Speaking Law as Power: An Introduction to a Foucauldian Critique of International Human Rights Law

101 Pages Posted: 8 Dec 2012

See all articles by Paavo Kotiaho

Paavo Kotiaho

Erik Castrén Institute of International Law and Human Rights

Date Written: November 2008

Abstract

This LL.M. thesis engages in the contemporary debate concerning critical approaches to international human rights law through introducing the thoughts of the French philosopher Michel Foucault to the debate. The debate so far has largely focused on the elucidation of the intricacies of international legal arguments in the context of international human rights law with the intention of exposing the incoherence of the mainstream understanding of the nature and role of international human rights law, which it is submitted, is epitomised in the phrase ‘speaking law to power’. This thesis suggests that such a critical approach, while initially useful, is at the same time limiting, for it fails to take into question and bring to the fore the complicity of international human rights law in the reproduction of our current state of international affairs.

As such the first part of this paper engages the scholarship of Professor Martti Koskenniemi, by arguing that while the descriptive ‘indeterminacy’ thesis elaborated by Professor Koskenniemi provides the critical human rights scholar with a devastating critique of international legal decision making in the context of international human rights law – exposing the politics therein - the normative aspect of his scholarship, epitomised in the call for a ‘culture of formalism’, is limited by that very same descriptive thesis. This limitation becomes manifest in its failure to respond to the counter-argument that his Laclauian “negative instead of positive datum […] [which supposedly, PK] thus avoids the danger of imperialism” “[…] is never a ‘mere’ form; it involves a dynamics of its own, leaves its traces in the materiality of social life and is only then fully valid.”

Input for this task:
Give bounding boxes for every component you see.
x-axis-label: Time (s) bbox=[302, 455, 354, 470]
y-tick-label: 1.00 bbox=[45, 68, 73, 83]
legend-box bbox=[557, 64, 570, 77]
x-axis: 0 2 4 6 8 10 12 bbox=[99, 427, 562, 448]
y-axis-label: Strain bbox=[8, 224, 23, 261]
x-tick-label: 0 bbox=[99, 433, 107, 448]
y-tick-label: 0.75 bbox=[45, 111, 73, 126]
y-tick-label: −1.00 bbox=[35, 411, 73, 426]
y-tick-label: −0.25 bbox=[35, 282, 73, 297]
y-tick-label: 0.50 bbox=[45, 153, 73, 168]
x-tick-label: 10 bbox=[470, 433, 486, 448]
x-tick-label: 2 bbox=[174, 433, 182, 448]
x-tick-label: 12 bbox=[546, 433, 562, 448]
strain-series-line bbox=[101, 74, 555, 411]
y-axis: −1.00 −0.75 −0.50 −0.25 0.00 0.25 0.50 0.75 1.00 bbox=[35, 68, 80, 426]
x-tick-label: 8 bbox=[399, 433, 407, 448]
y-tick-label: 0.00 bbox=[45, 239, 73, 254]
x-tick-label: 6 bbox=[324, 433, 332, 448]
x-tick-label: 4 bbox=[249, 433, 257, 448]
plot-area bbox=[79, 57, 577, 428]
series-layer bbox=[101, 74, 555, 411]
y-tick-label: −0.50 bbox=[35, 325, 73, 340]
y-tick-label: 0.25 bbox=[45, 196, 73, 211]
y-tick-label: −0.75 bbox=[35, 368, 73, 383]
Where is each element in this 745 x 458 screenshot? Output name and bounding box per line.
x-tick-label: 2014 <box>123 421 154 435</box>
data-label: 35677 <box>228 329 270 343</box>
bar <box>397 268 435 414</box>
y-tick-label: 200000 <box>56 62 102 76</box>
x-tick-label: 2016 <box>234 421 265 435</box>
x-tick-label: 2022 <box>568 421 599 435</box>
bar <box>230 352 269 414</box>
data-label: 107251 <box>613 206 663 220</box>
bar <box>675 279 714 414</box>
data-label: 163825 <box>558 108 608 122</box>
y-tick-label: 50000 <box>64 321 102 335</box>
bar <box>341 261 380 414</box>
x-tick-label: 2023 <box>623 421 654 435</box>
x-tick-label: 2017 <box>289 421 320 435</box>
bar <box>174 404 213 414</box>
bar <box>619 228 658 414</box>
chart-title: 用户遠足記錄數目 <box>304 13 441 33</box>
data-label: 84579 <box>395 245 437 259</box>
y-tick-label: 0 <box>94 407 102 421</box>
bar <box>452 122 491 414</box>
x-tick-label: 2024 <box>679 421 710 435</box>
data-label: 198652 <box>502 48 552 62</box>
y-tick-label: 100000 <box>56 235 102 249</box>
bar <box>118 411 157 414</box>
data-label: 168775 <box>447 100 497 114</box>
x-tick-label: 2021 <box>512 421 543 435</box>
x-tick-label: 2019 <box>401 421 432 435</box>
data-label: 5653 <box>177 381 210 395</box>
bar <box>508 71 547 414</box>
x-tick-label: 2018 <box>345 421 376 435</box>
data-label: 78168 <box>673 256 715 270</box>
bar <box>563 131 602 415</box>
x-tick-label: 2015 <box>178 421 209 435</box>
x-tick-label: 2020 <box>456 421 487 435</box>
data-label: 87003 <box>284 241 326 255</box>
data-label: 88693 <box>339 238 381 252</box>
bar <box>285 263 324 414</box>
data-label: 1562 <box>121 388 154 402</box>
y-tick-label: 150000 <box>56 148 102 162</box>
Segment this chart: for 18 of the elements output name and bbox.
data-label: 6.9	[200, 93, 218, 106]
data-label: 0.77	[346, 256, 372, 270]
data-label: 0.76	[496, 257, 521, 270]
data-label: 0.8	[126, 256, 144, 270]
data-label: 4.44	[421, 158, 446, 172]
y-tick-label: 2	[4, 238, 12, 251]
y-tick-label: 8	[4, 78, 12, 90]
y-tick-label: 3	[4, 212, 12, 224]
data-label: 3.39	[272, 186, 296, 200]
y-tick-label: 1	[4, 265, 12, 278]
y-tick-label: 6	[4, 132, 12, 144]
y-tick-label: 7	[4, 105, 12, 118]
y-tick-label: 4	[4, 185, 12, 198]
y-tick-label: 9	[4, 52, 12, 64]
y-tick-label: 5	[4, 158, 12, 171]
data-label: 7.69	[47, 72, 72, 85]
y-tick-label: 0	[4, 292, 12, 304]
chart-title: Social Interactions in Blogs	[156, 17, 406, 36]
--
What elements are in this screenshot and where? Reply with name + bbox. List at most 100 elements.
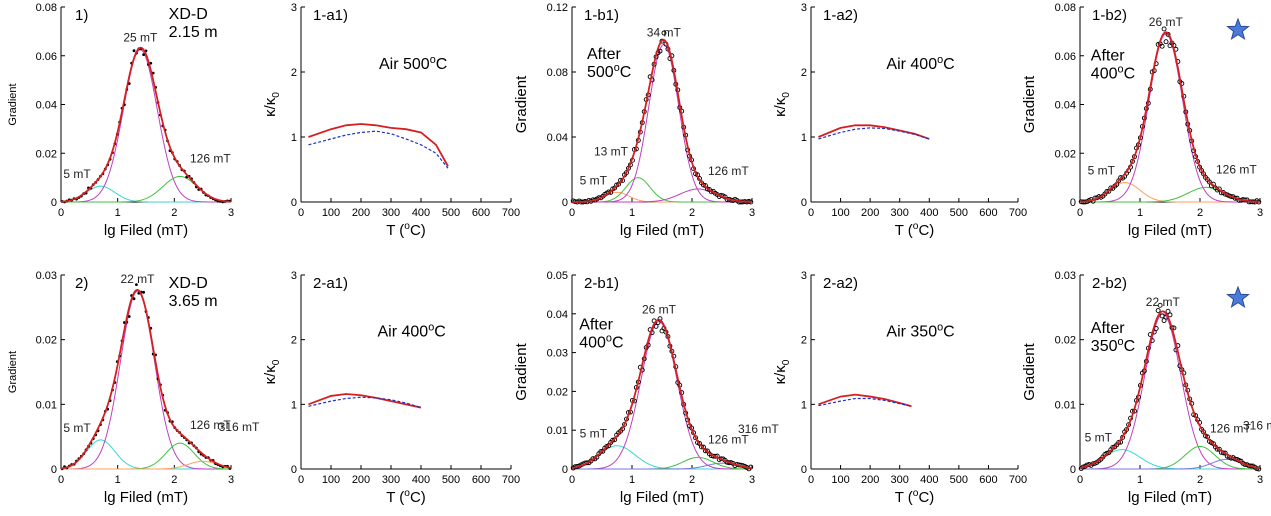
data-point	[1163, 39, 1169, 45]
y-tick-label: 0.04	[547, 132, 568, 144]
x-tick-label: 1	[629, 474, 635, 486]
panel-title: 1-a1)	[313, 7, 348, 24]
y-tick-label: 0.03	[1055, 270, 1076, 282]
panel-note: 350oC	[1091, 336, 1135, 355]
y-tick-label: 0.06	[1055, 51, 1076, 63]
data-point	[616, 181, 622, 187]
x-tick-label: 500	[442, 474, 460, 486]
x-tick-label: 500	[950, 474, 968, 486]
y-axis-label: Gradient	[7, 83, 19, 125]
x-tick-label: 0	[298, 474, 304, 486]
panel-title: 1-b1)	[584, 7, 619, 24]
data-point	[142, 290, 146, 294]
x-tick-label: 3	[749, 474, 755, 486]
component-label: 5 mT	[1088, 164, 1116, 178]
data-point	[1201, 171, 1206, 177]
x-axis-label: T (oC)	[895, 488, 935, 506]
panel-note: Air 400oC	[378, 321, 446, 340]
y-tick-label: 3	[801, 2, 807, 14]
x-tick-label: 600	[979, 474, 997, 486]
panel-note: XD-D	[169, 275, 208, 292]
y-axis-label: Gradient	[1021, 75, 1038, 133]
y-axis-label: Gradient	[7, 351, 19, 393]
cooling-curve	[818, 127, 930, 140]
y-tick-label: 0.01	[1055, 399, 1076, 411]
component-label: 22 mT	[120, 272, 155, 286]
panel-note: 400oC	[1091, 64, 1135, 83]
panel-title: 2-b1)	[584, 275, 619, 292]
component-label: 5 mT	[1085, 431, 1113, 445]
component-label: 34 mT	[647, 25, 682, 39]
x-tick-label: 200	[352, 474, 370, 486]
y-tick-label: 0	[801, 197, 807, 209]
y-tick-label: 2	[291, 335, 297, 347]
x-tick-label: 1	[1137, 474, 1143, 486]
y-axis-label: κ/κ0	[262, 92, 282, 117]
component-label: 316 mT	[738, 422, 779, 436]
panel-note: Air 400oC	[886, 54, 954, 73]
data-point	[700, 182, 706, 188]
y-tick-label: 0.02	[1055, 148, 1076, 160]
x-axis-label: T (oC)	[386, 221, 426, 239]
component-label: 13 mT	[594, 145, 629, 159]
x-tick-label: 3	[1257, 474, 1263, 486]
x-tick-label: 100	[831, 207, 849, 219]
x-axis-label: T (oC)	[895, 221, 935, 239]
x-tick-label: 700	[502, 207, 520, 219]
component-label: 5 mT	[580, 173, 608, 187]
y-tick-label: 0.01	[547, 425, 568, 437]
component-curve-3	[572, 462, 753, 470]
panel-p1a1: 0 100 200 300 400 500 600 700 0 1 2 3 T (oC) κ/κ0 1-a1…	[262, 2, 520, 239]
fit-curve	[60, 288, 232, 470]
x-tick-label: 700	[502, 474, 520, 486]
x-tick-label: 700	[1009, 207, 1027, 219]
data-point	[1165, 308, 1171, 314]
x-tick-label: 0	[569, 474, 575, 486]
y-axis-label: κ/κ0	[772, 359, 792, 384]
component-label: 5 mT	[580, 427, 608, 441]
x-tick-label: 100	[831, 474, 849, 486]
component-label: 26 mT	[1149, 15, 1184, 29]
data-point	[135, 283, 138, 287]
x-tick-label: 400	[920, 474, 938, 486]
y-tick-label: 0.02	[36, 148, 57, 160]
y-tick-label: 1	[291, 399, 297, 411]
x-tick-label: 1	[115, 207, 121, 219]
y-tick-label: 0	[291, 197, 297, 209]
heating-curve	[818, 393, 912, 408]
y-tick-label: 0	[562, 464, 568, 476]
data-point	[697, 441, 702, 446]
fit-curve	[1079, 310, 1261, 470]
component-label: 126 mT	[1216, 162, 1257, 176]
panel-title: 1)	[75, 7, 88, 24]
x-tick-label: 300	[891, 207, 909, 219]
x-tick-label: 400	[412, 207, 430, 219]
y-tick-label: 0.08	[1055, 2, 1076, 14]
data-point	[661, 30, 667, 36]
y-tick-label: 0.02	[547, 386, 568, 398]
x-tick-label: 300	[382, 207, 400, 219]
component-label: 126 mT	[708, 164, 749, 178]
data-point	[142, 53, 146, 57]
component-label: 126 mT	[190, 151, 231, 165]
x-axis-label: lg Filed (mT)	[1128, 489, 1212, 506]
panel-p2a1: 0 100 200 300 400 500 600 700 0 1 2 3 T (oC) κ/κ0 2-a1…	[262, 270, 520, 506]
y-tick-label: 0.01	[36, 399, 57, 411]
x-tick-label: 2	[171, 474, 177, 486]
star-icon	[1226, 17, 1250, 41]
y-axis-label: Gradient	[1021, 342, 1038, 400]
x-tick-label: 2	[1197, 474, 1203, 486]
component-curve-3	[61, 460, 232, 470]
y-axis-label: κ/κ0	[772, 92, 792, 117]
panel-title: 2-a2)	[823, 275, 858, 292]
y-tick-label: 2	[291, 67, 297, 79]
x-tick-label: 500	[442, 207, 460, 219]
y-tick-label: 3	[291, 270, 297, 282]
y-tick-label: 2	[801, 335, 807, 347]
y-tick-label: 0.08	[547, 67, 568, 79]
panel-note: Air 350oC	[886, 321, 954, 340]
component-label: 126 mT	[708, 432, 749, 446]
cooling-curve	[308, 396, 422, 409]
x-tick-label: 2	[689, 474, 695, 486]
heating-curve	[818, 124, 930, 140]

Problems to solve:
**a.** In the thesis abstract, which French philosopher's thoughts does the thesis introduce to the debate on international human rights law?
**b.** In the second listing, copy out the lines from the line with "39, 1169, 45]" to the line with "399, 1076, 411]", keeping each one unchanged.

Results of the tasks:
**a.** Michel Foucault.

**b.**
data-point	[1163, 39, 1169, 45]
y-tick-label: 0.04	[547, 132, 568, 144]
x-tick-label: 1	[629, 474, 635, 486]
panel-title: 1-a1)	[313, 7, 348, 24]
y-tick-label: 0.03	[1055, 270, 1076, 282]
panel-note: 350oC	[1091, 336, 1135, 355]
y-tick-label: 0.06	[1055, 51, 1076, 63]
data-point	[616, 181, 622, 187]
x-tick-label: 500	[442, 474, 460, 486]
x-tick-label: 500	[950, 474, 968, 486]
y-axis-label: Gradient	[7, 83, 19, 125]
x-tick-label: 0	[298, 474, 304, 486]
panel-title: 1-b1)	[584, 7, 619, 24]
data-point	[142, 290, 146, 294]
x-tick-label: 3	[749, 474, 755, 486]
component-label: 5 mT	[1088, 164, 1116, 178]
data-point	[1201, 171, 1206, 177]
x-axis-label: T (oC)	[895, 488, 935, 506]
panel-note: Air 400oC	[378, 321, 446, 340]
y-tick-label: 3	[801, 2, 807, 14]
x-tick-label: 600	[979, 474, 997, 486]
panel-note: XD-D	[169, 275, 208, 292]
y-axis-label: Gradient	[1021, 75, 1038, 133]
y-axis-label: Gradient	[7, 351, 19, 393]
cooling-curve	[818, 127, 930, 140]
y-tick-label: 0.01	[1055, 399, 1076, 411]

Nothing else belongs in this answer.